◆ Exercise aim ◆
Print every entry word for word, but omit the pictures.

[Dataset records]
--
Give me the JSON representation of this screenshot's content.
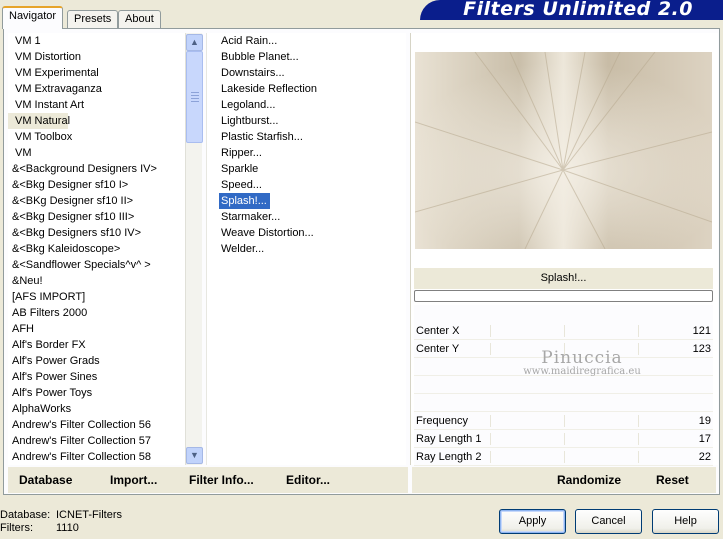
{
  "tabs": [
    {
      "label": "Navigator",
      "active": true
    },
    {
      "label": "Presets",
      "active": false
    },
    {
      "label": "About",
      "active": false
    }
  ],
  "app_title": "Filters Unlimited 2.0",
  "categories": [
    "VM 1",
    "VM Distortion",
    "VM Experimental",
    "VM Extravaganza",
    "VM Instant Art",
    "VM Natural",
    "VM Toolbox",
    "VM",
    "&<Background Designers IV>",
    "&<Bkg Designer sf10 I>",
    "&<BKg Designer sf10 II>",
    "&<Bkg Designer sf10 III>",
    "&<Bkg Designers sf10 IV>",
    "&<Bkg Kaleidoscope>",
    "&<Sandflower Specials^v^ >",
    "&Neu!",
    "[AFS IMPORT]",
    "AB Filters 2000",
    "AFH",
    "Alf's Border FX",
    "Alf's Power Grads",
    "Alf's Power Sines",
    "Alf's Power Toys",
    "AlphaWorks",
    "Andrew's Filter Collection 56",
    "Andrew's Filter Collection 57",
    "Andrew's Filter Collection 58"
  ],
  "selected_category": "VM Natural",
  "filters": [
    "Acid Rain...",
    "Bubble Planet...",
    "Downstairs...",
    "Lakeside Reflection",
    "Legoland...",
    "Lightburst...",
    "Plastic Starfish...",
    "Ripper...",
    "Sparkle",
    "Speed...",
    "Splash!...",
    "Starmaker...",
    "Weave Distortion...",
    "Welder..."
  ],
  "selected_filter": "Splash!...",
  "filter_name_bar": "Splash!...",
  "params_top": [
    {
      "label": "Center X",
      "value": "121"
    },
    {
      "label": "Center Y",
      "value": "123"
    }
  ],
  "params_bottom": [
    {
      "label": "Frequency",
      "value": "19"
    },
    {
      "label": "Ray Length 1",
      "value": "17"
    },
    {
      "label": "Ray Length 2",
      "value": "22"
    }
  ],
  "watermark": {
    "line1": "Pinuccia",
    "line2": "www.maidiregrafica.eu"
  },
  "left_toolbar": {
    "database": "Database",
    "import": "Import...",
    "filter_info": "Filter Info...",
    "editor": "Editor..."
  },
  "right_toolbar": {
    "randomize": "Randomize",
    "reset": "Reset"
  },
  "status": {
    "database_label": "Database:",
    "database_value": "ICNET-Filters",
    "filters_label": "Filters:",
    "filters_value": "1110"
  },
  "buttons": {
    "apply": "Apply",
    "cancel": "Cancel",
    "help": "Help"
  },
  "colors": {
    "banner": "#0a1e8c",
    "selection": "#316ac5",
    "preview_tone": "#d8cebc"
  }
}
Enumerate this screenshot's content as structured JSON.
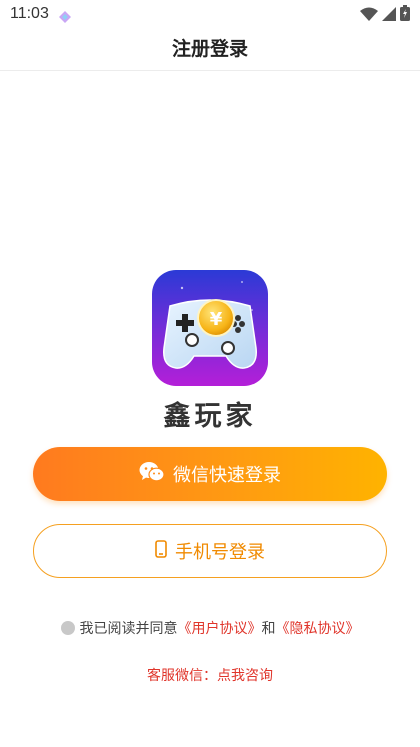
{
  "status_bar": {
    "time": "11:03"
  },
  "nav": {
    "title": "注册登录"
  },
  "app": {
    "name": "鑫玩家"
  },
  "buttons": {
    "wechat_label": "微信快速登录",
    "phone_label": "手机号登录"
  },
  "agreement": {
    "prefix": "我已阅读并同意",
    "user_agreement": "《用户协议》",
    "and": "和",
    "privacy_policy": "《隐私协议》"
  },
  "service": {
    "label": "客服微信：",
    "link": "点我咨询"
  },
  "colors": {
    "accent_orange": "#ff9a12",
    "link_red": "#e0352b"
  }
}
--
◆ Exercise output ◆
Give me the JSON representation of this screenshot's content.
{
  "tabs": [
    {
      "label": "Navigator",
      "active": true
    },
    {
      "label": "Presets",
      "active": false
    },
    {
      "label": "About",
      "active": false
    }
  ],
  "app_title": "Filters Unlimited 2.0",
  "categories": [
    "VM 1",
    "VM Distortion",
    "VM Experimental",
    "VM Extravaganza",
    "VM Instant Art",
    "VM Natural",
    "VM Toolbox",
    "VM",
    "&<Background Designers IV>",
    "&<Bkg Designer sf10 I>",
    "&<BKg Designer sf10 II>",
    "&<Bkg Designer sf10 III>",
    "&<Bkg Designers sf10 IV>",
    "&<Bkg Kaleidoscope>",
    "&<Sandflower Specials^v^ >",
    "&Neu!",
    "[AFS IMPORT]",
    "AB Filters 2000",
    "AFH",
    "Alf's Border FX",
    "Alf's Power Grads",
    "Alf's Power Sines",
    "Alf's Power Toys",
    "AlphaWorks",
    "Andrew's Filter Collection 56",
    "Andrew's Filter Collection 57",
    "Andrew's Filter Collection 58"
  ],
  "selected_category": "VM Natural",
  "filters": [
    "Acid Rain...",
    "Bubble Planet...",
    "Downstairs...",
    "Lakeside Reflection",
    "Legoland...",
    "Lightburst...",
    "Plastic Starfish...",
    "Ripper...",
    "Sparkle",
    "Speed...",
    "Splash!...",
    "Starmaker...",
    "Weave Distortion...",
    "Welder..."
  ],
  "selected_filter": "Splash!...",
  "filter_name_bar": "Splash!...",
  "params_top": [
    {
      "label": "Center X",
      "value": "121"
    },
    {
      "label": "Center Y",
      "value": "123"
    }
  ],
  "params_bottom": [
    {
      "label": "Frequency",
      "value": "19"
    },
    {
      "label": "Ray Length 1",
      "value": "17"
    },
    {
      "label": "Ray Length 2",
      "value": "22"
    }
  ],
  "watermark": {
    "line1": "Pinuccia",
    "line2": "www.maidiregrafica.eu"
  },
  "left_toolbar": {
    "database": "Database",
    "import": "Import...",
    "filter_info": "Filter Info...",
    "editor": "Editor..."
  },
  "right_toolbar": {
    "randomize": "Randomize",
    "reset": "Reset"
  },
  "status": {
    "database_label": "Database:",
    "database_value": "ICNET-Filters",
    "filters_label": "Filters:",
    "filters_value": "1110"
  },
  "buttons": {
    "apply": "Apply",
    "cancel": "Cancel",
    "help": "Help"
  },
  "colors": {
    "banner": "#0a1e8c",
    "selection": "#316ac5",
    "preview_tone": "#d8cebc"
  }
}
Enumerate this screenshot's content as structured JSON.
{
  "status_bar": {
    "time": "11:03"
  },
  "nav": {
    "title": "注册登录"
  },
  "app": {
    "name": "鑫玩家"
  },
  "buttons": {
    "wechat_label": "微信快速登录",
    "phone_label": "手机号登录"
  },
  "agreement": {
    "prefix": "我已阅读并同意",
    "user_agreement": "《用户协议》",
    "and": "和",
    "privacy_policy": "《隐私协议》"
  },
  "service": {
    "label": "客服微信：",
    "link": "点我咨询"
  },
  "colors": {
    "accent_orange": "#ff9a12",
    "link_red": "#e0352b"
  }
}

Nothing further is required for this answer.